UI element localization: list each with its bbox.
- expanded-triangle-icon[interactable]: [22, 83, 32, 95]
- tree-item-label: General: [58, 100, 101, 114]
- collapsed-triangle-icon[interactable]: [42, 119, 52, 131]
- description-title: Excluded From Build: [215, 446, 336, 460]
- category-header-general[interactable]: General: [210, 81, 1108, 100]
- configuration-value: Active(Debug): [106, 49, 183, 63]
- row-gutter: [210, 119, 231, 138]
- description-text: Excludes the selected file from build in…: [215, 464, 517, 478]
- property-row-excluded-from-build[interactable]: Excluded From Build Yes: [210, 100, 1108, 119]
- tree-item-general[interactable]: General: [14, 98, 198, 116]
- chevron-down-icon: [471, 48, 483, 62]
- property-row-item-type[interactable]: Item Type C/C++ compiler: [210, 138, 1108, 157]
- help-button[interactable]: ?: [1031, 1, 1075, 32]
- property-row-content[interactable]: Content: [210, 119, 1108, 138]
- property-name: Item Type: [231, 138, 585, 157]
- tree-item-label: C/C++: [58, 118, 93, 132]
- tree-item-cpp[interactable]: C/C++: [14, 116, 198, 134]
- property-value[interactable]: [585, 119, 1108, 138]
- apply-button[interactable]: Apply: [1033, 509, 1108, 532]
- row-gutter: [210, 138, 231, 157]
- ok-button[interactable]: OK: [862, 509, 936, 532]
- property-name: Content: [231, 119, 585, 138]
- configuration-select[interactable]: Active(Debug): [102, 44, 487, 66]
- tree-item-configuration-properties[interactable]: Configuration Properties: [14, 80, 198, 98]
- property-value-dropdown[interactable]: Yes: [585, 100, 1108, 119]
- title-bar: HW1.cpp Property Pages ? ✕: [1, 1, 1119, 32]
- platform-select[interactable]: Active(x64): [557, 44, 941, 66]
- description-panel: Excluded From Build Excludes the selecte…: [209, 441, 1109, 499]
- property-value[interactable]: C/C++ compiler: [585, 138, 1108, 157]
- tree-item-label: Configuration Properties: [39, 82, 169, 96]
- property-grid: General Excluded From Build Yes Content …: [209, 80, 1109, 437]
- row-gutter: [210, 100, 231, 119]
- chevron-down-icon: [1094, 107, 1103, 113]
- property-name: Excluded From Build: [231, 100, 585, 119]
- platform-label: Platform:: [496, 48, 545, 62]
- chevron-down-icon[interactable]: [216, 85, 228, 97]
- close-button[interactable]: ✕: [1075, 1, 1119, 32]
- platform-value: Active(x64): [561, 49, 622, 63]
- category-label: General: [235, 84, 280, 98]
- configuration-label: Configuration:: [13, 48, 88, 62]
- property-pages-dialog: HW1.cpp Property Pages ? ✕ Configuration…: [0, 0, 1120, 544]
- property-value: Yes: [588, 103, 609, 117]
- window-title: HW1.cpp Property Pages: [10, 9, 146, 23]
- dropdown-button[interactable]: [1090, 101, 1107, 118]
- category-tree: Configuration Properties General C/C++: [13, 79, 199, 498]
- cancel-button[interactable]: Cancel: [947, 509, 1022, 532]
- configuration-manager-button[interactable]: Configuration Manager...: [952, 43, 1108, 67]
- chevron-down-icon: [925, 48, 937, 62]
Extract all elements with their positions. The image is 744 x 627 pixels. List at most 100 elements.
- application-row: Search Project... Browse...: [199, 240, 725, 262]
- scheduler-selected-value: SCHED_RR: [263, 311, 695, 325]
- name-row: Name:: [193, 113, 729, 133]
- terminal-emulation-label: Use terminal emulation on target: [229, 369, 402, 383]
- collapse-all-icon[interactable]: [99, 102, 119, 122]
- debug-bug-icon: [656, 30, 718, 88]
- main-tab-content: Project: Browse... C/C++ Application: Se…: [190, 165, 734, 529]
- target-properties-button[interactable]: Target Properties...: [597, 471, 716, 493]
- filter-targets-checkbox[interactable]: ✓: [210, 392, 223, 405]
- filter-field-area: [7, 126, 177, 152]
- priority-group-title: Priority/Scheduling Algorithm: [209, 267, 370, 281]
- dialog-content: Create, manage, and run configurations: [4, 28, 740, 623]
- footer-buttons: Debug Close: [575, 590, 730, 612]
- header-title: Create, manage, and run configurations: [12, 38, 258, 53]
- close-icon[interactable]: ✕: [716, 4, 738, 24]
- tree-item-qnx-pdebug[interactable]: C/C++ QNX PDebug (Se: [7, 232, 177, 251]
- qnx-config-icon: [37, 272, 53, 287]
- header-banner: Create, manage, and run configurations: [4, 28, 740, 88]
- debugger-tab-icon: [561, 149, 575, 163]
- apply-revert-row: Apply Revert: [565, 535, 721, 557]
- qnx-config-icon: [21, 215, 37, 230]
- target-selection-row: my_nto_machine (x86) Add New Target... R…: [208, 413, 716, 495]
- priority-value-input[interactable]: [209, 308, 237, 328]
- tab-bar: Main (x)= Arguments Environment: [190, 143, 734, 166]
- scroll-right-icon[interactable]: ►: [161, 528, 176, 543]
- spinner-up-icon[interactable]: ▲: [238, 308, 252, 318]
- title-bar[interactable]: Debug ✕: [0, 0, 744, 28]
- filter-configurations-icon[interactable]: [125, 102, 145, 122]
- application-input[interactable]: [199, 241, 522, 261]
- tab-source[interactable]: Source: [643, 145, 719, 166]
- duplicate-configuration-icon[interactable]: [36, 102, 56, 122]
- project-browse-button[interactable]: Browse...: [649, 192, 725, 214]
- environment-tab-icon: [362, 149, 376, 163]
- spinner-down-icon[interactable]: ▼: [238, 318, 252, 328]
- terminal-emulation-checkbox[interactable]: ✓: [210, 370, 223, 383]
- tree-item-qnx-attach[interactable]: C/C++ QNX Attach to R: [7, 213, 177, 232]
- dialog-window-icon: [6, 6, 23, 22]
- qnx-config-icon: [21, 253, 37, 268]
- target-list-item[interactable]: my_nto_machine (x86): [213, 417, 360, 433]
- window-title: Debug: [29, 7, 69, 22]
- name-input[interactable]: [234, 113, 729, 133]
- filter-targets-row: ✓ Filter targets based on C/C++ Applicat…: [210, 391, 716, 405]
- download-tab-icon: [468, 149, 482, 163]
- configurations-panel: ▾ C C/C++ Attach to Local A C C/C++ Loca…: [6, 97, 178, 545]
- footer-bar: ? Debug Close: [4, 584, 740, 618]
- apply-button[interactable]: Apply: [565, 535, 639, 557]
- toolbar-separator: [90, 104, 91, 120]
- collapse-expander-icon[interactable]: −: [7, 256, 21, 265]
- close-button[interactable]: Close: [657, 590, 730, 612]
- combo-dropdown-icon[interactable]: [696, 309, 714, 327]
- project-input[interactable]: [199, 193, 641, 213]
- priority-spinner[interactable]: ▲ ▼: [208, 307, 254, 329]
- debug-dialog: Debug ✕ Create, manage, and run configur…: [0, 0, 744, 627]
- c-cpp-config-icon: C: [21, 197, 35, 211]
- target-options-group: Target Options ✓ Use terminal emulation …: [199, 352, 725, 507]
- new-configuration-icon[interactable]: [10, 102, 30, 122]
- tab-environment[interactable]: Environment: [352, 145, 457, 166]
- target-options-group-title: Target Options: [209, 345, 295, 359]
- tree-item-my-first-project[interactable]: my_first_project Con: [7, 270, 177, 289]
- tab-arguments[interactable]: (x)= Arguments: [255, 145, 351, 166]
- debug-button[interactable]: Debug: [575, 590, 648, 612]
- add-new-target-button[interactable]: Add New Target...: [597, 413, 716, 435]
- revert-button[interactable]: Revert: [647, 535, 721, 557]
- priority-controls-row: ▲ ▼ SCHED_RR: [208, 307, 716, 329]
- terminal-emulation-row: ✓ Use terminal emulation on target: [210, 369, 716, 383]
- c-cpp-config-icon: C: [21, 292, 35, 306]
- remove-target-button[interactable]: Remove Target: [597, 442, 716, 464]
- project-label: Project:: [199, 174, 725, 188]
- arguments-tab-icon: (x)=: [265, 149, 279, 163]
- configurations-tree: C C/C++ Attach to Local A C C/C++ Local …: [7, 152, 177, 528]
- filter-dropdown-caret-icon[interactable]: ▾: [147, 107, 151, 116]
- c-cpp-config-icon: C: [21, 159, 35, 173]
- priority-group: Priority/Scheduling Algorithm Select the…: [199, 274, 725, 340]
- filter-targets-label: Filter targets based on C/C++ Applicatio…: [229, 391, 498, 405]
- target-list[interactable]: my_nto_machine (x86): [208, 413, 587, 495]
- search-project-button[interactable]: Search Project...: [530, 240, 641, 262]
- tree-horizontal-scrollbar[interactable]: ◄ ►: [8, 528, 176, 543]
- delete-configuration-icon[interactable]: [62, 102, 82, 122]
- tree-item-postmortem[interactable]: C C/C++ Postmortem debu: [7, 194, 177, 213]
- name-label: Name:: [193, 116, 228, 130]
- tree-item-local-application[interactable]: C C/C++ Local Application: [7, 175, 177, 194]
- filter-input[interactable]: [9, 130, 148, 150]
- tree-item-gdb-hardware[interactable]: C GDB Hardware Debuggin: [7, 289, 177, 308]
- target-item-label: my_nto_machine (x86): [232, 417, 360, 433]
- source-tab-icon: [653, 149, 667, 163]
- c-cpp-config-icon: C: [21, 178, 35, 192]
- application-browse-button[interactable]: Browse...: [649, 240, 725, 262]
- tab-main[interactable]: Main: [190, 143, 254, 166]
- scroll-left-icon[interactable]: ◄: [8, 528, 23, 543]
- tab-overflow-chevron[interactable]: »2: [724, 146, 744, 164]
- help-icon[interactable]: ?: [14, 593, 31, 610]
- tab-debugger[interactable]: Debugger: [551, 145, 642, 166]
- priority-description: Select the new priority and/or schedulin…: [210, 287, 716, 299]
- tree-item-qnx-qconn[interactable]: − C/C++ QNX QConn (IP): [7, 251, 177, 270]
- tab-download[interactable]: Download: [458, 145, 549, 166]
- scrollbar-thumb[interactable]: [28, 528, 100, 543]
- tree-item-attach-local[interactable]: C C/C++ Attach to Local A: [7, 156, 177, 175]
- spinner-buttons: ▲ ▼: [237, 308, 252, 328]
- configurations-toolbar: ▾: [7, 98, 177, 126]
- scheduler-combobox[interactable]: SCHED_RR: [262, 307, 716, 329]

____

#### PROBLEM TO WORK ON:
Rewrite everything from the start of the data down to the line containing "- row-gutter: [210, 119, 231, 138]", changing "bbox" to "bounding box" and leaving all else as it is.

#### TASK ANSWER:
UI element localization: list each with its bounding box.
- expanded-triangle-icon[interactable]: [22, 83, 32, 95]
- tree-item-label: General: [58, 100, 101, 114]
- collapsed-triangle-icon[interactable]: [42, 119, 52, 131]
- description-title: Excluded From Build: [215, 446, 336, 460]
- category-header-general[interactable]: General: [210, 81, 1108, 100]
- configuration-value: Active(Debug): [106, 49, 183, 63]
- row-gutter: [210, 119, 231, 138]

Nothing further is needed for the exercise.